§ **What is asked**:
Transcribe the records that follow, preserving every word.

(Rows from a dataset)
-*-
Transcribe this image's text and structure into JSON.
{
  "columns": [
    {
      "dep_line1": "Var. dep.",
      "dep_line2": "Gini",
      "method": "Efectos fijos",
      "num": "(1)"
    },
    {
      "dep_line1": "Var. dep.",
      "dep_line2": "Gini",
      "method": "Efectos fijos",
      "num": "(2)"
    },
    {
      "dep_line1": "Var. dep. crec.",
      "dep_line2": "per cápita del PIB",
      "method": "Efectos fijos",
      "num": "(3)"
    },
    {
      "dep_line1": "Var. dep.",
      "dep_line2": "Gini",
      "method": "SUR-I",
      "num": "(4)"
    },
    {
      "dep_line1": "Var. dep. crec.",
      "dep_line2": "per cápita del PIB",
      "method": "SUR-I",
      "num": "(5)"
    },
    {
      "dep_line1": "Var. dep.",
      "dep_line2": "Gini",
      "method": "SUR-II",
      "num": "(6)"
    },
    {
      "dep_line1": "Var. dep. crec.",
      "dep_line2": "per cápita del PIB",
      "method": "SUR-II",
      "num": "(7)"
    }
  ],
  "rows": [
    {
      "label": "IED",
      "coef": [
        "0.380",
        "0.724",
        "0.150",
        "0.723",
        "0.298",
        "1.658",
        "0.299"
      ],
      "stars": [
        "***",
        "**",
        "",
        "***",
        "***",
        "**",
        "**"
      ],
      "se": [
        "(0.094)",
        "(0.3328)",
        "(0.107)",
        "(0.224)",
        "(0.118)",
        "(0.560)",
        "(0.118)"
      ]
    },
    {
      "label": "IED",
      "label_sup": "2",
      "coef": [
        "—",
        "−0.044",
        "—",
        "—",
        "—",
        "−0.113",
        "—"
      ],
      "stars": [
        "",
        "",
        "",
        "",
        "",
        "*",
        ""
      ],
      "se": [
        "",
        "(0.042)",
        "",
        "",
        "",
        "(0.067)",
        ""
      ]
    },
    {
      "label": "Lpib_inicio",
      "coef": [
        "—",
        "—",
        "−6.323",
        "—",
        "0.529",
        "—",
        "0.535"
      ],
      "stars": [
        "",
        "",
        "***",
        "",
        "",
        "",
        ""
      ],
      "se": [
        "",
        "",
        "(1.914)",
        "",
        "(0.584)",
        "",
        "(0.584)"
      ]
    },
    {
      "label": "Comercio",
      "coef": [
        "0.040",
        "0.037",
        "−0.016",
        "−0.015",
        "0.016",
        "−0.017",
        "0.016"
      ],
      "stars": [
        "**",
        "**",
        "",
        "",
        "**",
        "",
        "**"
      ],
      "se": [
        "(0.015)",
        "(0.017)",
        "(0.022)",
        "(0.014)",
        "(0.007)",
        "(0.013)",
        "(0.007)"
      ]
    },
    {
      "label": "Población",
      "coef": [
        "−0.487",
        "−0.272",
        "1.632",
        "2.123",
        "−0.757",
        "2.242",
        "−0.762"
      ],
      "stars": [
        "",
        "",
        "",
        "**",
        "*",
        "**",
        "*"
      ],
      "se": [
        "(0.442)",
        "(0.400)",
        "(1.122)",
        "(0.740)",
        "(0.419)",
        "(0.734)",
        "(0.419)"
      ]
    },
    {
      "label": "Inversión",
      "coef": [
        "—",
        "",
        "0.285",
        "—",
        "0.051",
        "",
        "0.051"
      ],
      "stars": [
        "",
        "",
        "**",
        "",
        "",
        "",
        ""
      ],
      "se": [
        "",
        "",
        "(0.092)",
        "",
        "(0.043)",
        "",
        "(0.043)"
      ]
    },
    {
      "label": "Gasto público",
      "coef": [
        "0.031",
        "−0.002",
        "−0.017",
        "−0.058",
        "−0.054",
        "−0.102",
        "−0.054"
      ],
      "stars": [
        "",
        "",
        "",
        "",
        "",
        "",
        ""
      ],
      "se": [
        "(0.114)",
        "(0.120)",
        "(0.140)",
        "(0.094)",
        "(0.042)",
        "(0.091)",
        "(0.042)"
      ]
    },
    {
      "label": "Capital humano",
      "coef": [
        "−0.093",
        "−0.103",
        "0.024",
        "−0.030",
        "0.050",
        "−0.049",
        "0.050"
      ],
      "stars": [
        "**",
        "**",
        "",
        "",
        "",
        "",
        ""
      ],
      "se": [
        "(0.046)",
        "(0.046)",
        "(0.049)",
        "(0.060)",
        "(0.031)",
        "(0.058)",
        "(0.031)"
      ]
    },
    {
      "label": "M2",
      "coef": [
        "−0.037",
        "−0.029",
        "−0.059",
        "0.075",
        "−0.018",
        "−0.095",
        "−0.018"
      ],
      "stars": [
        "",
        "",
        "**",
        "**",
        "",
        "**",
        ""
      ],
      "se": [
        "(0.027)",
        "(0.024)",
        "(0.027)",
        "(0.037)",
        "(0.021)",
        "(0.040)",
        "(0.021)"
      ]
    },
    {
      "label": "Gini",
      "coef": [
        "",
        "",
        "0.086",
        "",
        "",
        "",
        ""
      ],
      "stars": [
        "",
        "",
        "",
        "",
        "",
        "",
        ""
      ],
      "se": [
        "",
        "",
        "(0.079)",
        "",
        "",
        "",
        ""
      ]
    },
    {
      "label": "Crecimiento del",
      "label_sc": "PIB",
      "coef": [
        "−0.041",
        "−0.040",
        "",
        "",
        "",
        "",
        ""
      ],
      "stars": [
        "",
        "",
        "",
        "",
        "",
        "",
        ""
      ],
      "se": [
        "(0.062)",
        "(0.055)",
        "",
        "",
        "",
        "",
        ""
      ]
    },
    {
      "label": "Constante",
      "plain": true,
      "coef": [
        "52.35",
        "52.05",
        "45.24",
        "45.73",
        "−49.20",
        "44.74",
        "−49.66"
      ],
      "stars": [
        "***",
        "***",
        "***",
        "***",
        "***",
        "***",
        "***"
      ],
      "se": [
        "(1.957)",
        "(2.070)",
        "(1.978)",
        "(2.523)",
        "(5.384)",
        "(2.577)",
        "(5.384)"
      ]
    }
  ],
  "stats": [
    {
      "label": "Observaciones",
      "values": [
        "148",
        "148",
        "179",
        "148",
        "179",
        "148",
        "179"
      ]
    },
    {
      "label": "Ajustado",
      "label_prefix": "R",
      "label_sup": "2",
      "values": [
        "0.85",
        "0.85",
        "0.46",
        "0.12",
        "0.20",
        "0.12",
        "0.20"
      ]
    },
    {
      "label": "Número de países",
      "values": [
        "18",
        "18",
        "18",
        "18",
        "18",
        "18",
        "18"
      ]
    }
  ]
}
-*-
§ **Answer to the task**:
Transcribe this image's text and structure into JSON.
{
  "columns": [
    {
      "dep_line1": "Var. dep.",
      "dep_line2": "Gini",
      "method": "Efectos fijos",
      "num": "(1)"
    },
    {
      "dep_line1": "Var. dep.",
      "dep_line2": "Gini",
      "method": "Efectos fijos",
      "num": "(2)"
    },
    {
      "dep_line1": "Var. dep. crec.",
      "dep_line2": "per cápita del PIB",
      "method": "Efectos fijos",
      "num": "(3)"
    },
    {
      "dep_line1": "Var. dep.",
      "dep_line2": "Gini",
      "method": "SUR-I",
      "num": "(4)"
    },
    {
      "dep_line1": "Var. dep. crec.",
      "dep_line2": "per cápita del PIB",
      "method": "SUR-I",
      "num": "(5)"
    },
    {
      "dep_line1": "Var. dep.",
      "dep_line2": "Gini",
      "method": "SUR-II",
      "num": "(6)"
    },
    {
      "dep_line1": "Var. dep. crec.",
      "dep_line2": "per cápita del PIB",
      "method": "SUR-II",
      "num": "(7)"
    }
  ],
  "rows": [
    {
      "label": "IED",
      "coef": [
        "0.380",
        "0.724",
        "0.150",
        "0.723",
        "0.298",
        "1.658",
        "0.299"
      ],
      "stars": [
        "***",
        "**",
        "",
        "***",
        "***",
        "**",
        "**"
      ],
      "se": [
        "(0.094)",
        "(0.3328)",
        "(0.107)",
        "(0.224)",
        "(0.118)",
        "(0.560)",
        "(0.118)"
      ]
    },
    {
      "label": "IED",
      "label_sup": "2",
      "coef": [
        "—",
        "−0.044",
        "—",
        "—",
        "—",
        "−0.113",
        "—"
      ],
      "stars": [
        "",
        "",
        "",
        "",
        "",
        "*",
        ""
      ],
      "se": [
        "",
        "(0.042)",
        "",
        "",
        "",
        "(0.067)",
        ""
      ]
    },
    {
      "label": "Lpib_inicio",
      "coef": [
        "—",
        "—",
        "−6.323",
        "—",
        "0.529",
        "—",
        "0.535"
      ],
      "stars": [
        "",
        "",
        "***",
        "",
        "",
        "",
        ""
      ],
      "se": [
        "",
        "",
        "(1.914)",
        "",
        "(0.584)",
        "",
        "(0.584)"
      ]
    },
    {
      "label": "Comercio",
      "coef": [
        "0.040",
        "0.037",
        "−0.016",
        "−0.015",
        "0.016",
        "−0.017",
        "0.016"
      ],
      "stars": [
        "**",
        "**",
        "",
        "",
        "**",
        "",
        "**"
      ],
      "se": [
        "(0.015)",
        "(0.017)",
        "(0.022)",
        "(0.014)",
        "(0.007)",
        "(0.013)",
        "(0.007)"
      ]
    },
    {
      "label": "Población",
      "coef": [
        "−0.487",
        "−0.272",
        "1.632",
        "2.123",
        "−0.757",
        "2.242",
        "−0.762"
      ],
      "stars": [
        "",
        "",
        "",
        "**",
        "*",
        "**",
        "*"
      ],
      "se": [
        "(0.442)",
        "(0.400)",
        "(1.122)",
        "(0.740)",
        "(0.419)",
        "(0.734)",
        "(0.419)"
      ]
    },
    {
      "label": "Inversión",
      "coef": [
        "—",
        "",
        "0.285",
        "—",
        "0.051",
        "",
        "0.051"
      ],
      "stars": [
        "",
        "",
        "**",
        "",
        "",
        "",
        ""
      ],
      "se": [
        "",
        "",
        "(0.092)",
        "",
        "(0.043)",
        "",
        "(0.043)"
      ]
    },
    {
      "label": "Gasto público",
      "coef": [
        "0.031",
        "−0.002",
        "−0.017",
        "−0.058",
        "−0.054",
        "−0.102",
        "−0.054"
      ],
      "stars": [
        "",
        "",
        "",
        "",
        "",
        "",
        ""
      ],
      "se": [
        "(0.114)",
        "(0.120)",
        "(0.140)",
        "(0.094)",
        "(0.042)",
        "(0.091)",
        "(0.042)"
      ]
    },
    {
      "label": "Capital humano",
      "coef": [
        "−0.093",
        "−0.103",
        "0.024",
        "−0.030",
        "0.050",
        "−0.049",
        "0.050"
      ],
      "stars": [
        "**",
        "**",
        "",
        "",
        "",
        "",
        ""
      ],
      "se": [
        "(0.046)",
        "(0.046)",
        "(0.049)",
        "(0.060)",
        "(0.031)",
        "(0.058)",
        "(0.031)"
      ]
    },
    {
      "label": "M2",
      "coef": [
        "−0.037",
        "−0.029",
        "−0.059",
        "0.075",
        "−0.018",
        "−0.095",
        "−0.018"
      ],
      "stars": [
        "",
        "",
        "**",
        "**",
        "",
        "**",
        ""
      ],
      "se": [
        "(0.027)",
        "(0.024)",
        "(0.027)",
        "(0.037)",
        "(0.021)",
        "(0.040)",
        "(0.021)"
      ]
    },
    {
      "label": "Gini",
      "coef": [
        "",
        "",
        "0.086",
        "",
        "",
        "",
        ""
      ],
      "stars": [
        "",
        "",
        "",
        "",
        "",
        "",
        ""
      ],
      "se": [
        "",
        "",
        "(0.079)",
        "",
        "",
        "",
        ""
      ]
    },
    {
      "label": "Crecimiento del",
      "label_sc": "PIB",
      "coef": [
        "−0.041",
        "−0.040",
        "",
        "",
        "",
        "",
        ""
      ],
      "stars": [
        "",
        "",
        "",
        "",
        "",
        "",
        ""
      ],
      "se": [
        "(0.062)",
        "(0.055)",
        "",
        "",
        "",
        "",
        ""
      ]
    },
    {
      "label": "Constante",
      "plain": true,
      "coef": [
        "52.35",
        "52.05",
        "45.24",
        "45.73",
        "−49.20",
        "44.74",
        "−49.66"
      ],
      "stars": [
        "***",
        "***",
        "***",
        "***",
        "***",
        "***",
        "***"
      ],
      "se": [
        "(1.957)",
        "(2.070)",
        "(1.978)",
        "(2.523)",
        "(5.384)",
        "(2.577)",
        "(5.384)"
      ]
    }
  ],
  "stats": [
    {
      "label": "Observaciones",
      "values": [
        "148",
        "148",
        "179",
        "148",
        "179",
        "148",
        "179"
      ]
    },
    {
      "label": "Ajustado",
      "label_prefix": "R",
      "label_sup": "2",
      "values": [
        "0.85",
        "0.85",
        "0.46",
        "0.12",
        "0.20",
        "0.12",
        "0.20"
      ]
    },
    {
      "label": "Número de países",
      "values": [
        "18",
        "18",
        "18",
        "18",
        "18",
        "18",
        "18"
      ]
    }
  ]
}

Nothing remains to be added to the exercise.